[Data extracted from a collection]
● ● ●

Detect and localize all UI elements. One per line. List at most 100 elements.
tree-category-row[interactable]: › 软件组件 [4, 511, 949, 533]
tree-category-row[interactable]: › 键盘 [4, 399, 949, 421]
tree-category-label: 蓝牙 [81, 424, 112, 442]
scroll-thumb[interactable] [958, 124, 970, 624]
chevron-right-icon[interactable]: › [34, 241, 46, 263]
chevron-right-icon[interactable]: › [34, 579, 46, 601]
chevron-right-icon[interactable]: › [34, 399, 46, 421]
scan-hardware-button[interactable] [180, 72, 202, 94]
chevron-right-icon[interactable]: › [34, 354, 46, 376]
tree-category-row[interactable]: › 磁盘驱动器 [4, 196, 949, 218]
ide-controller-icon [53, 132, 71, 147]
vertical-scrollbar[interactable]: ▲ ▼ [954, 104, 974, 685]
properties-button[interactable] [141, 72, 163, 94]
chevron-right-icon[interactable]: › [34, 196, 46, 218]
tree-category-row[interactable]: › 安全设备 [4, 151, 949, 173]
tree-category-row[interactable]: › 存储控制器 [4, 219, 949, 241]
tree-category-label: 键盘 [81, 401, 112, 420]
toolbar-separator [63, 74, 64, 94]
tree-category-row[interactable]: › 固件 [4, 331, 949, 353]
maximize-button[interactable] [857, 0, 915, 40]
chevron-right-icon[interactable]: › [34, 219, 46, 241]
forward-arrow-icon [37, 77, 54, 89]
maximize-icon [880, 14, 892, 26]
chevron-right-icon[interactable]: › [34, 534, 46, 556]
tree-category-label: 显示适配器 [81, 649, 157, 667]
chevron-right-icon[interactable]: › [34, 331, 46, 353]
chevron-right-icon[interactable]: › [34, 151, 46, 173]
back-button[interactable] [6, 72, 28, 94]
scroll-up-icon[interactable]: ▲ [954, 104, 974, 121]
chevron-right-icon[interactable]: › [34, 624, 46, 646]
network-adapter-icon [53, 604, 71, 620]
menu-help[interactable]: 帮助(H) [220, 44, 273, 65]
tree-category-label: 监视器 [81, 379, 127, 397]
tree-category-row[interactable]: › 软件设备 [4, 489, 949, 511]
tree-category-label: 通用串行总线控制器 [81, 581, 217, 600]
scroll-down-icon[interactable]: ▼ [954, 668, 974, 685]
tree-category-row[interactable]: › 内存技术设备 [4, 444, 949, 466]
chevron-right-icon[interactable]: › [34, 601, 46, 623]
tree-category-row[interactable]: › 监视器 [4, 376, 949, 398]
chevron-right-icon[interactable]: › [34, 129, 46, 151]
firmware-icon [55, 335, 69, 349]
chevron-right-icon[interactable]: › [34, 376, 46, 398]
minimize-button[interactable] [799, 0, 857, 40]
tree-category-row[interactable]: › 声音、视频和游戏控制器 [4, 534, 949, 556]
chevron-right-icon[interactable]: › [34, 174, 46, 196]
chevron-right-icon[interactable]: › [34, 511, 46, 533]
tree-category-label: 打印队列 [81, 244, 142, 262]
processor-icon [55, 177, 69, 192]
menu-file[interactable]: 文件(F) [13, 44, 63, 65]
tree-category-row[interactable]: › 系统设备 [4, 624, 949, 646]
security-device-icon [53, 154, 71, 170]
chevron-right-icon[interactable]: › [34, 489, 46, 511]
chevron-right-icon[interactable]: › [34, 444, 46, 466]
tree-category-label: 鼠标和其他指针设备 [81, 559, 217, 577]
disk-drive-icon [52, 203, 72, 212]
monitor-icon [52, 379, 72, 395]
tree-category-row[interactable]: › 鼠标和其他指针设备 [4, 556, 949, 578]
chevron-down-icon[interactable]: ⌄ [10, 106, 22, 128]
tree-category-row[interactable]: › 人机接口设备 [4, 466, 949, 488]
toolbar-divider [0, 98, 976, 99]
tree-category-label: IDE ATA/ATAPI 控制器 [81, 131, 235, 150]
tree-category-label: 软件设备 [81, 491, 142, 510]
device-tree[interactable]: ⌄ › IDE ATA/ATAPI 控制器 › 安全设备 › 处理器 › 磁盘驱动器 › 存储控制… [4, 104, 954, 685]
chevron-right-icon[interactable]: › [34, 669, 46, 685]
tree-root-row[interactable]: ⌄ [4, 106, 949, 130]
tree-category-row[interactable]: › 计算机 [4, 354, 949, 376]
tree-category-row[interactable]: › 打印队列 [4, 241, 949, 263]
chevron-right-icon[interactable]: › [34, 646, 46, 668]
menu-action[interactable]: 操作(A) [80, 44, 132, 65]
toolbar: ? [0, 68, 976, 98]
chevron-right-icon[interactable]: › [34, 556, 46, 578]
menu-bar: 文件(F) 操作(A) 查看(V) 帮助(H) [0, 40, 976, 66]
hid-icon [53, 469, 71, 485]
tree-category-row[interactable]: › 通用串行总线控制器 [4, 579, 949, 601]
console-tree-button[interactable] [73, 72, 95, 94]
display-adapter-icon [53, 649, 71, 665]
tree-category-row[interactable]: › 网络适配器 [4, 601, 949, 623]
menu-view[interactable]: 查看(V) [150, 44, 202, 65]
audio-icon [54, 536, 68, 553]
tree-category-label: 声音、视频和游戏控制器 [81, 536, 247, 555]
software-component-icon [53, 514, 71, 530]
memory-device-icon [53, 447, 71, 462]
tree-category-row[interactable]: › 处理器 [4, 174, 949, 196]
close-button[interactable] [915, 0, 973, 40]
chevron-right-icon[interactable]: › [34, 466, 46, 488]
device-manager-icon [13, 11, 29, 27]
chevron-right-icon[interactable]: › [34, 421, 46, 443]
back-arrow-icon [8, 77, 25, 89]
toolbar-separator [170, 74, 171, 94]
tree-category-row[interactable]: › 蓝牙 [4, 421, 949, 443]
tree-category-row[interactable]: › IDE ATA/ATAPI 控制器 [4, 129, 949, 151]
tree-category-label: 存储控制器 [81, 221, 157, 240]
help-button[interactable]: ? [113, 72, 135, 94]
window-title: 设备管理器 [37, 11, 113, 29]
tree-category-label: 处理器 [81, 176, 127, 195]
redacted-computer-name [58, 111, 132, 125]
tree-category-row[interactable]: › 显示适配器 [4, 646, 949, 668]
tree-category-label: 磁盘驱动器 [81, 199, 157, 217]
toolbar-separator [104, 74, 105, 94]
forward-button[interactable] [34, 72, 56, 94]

● ● ●

◆ WHAT IS REQUIRED: Return every line of the listing above exactly as it appears.

◆ THE SOLUTION:
Detect and localize all UI elements. One per line. List at most 100 elements.
tree-category-row[interactable]: › 软件组件 [4, 511, 949, 533]
tree-category-row[interactable]: › 键盘 [4, 399, 949, 421]
tree-category-label: 蓝牙 [81, 424, 112, 442]
scroll-thumb[interactable] [958, 124, 970, 624]
chevron-right-icon[interactable]: › [34, 241, 46, 263]
chevron-right-icon[interactable]: › [34, 579, 46, 601]
chevron-right-icon[interactable]: › [34, 399, 46, 421]
scan-hardware-button[interactable] [180, 72, 202, 94]
chevron-right-icon[interactable]: › [34, 354, 46, 376]
tree-category-row[interactable]: › 磁盘驱动器 [4, 196, 949, 218]
ide-controller-icon [53, 132, 71, 147]
vertical-scrollbar[interactable]: ▲ ▼ [954, 104, 974, 685]
properties-button[interactable] [141, 72, 163, 94]
chevron-right-icon[interactable]: › [34, 196, 46, 218]
tree-category-row[interactable]: › 安全设备 [4, 151, 949, 173]
tree-category-row[interactable]: › 存储控制器 [4, 219, 949, 241]
tree-category-label: 键盘 [81, 401, 112, 420]
toolbar-separator [63, 74, 64, 94]
tree-category-row[interactable]: › 固件 [4, 331, 949, 353]
maximize-button[interactable] [857, 0, 915, 40]
chevron-right-icon[interactable]: › [34, 219, 46, 241]
forward-arrow-icon [37, 77, 54, 89]
maximize-icon [880, 14, 892, 26]
chevron-right-icon[interactable]: › [34, 534, 46, 556]
tree-category-label: 显示适配器 [81, 649, 157, 667]
chevron-right-icon[interactable]: › [34, 331, 46, 353]
chevron-right-icon[interactable]: › [34, 151, 46, 173]
back-button[interactable] [6, 72, 28, 94]
scroll-up-icon[interactable]: ▲ [954, 104, 974, 121]
chevron-right-icon[interactable]: › [34, 624, 46, 646]
network-adapter-icon [53, 604, 71, 620]
menu-help[interactable]: 帮助(H) [220, 44, 273, 65]
tree-category-label: 监视器 [81, 379, 127, 397]
tree-category-row[interactable]: › 软件设备 [4, 489, 949, 511]
tree-category-label: 通用串行总线控制器 [81, 581, 217, 600]
scroll-down-icon[interactable]: ▼ [954, 668, 974, 685]
tree-category-row[interactable]: › 内存技术设备 [4, 444, 949, 466]
chevron-right-icon[interactable]: › [34, 601, 46, 623]
tree-category-row[interactable]: › 监视器 [4, 376, 949, 398]
chevron-right-icon[interactable]: › [34, 129, 46, 151]
firmware-icon [55, 335, 69, 349]
chevron-right-icon[interactable]: › [34, 376, 46, 398]
minimize-button[interactable] [799, 0, 857, 40]
tree-category-row[interactable]: › 声音、视频和游戏控制器 [4, 534, 949, 556]
chevron-right-icon[interactable]: › [34, 174, 46, 196]
chevron-right-icon[interactable]: › [34, 511, 46, 533]
tree-category-label: 打印队列 [81, 244, 142, 262]
processor-icon [55, 177, 69, 192]
menu-file[interactable]: 文件(F) [13, 44, 63, 65]
tree-category-row[interactable]: › 系统设备 [4, 624, 949, 646]
security-device-icon [53, 154, 71, 170]
chevron-right-icon[interactable]: › [34, 489, 46, 511]
chevron-right-icon[interactable]: › [34, 444, 46, 466]
tree-category-label: 鼠标和其他指针设备 [81, 559, 217, 577]
disk-drive-icon [52, 203, 72, 212]
monitor-icon [52, 379, 72, 395]
tree-category-row[interactable]: › 鼠标和其他指针设备 [4, 556, 949, 578]
chevron-down-icon[interactable]: ⌄ [10, 106, 22, 128]
tree-category-row[interactable]: › 人机接口设备 [4, 466, 949, 488]
toolbar-divider [0, 98, 976, 99]
tree-category-label: IDE ATA/ATAPI 控制器 [81, 131, 235, 150]
tree-category-label: 软件设备 [81, 491, 142, 510]
device-tree[interactable]: ⌄ › IDE ATA/ATAPI 控制器 › 安全设备 › 处理器 › 磁盘驱动器 › 存储控制… [4, 104, 954, 685]
chevron-right-icon[interactable]: › [34, 669, 46, 685]
tree-root-row[interactable]: ⌄ [4, 106, 949, 130]
tree-category-row[interactable]: › 计算机 [4, 354, 949, 376]
tree-category-row[interactable]: › 打印队列 [4, 241, 949, 263]
chevron-right-icon[interactable]: › [34, 646, 46, 668]
menu-action[interactable]: 操作(A) [80, 44, 132, 65]
toolbar: ? [0, 68, 976, 98]
chevron-right-icon[interactable]: › [34, 556, 46, 578]
menu-bar: 文件(F) 操作(A) 查看(V) 帮助(H) [0, 40, 976, 66]
hid-icon [53, 469, 71, 485]
tree-category-row[interactable]: › 通用串行总线控制器 [4, 579, 949, 601]
console-tree-button[interactable] [73, 72, 95, 94]
display-adapter-icon [53, 649, 71, 665]
tree-category-row[interactable]: › 网络适配器 [4, 601, 949, 623]
menu-view[interactable]: 查看(V) [150, 44, 202, 65]
audio-icon [54, 536, 68, 553]
tree-category-label: 声音、视频和游戏控制器 [81, 536, 247, 555]
software-component-icon [53, 514, 71, 530]
memory-device-icon [53, 447, 71, 462]
tree-category-row[interactable]: › 处理器 [4, 174, 949, 196]
close-button[interactable] [915, 0, 973, 40]
chevron-right-icon[interactable]: › [34, 466, 46, 488]
device-manager-icon [13, 11, 29, 27]
chevron-right-icon[interactable]: › [34, 421, 46, 443]
back-arrow-icon [8, 77, 25, 89]
toolbar-separator [170, 74, 171, 94]
tree-category-row[interactable]: › 蓝牙 [4, 421, 949, 443]
tree-category-row[interactable]: › IDE ATA/ATAPI 控制器 [4, 129, 949, 151]
tree-category-label: 存储控制器 [81, 221, 157, 240]
help-button[interactable]: ? [113, 72, 135, 94]
window-title: 设备管理器 [37, 11, 113, 29]
tree-category-label: 处理器 [81, 176, 127, 195]
redacted-computer-name [58, 111, 132, 125]
tree-category-row[interactable]: › 显示适配器 [4, 646, 949, 668]
tree-category-label: 磁盘驱动器 [81, 199, 157, 217]
toolbar-separator [104, 74, 105, 94]
forward-button[interactable] [34, 72, 56, 94]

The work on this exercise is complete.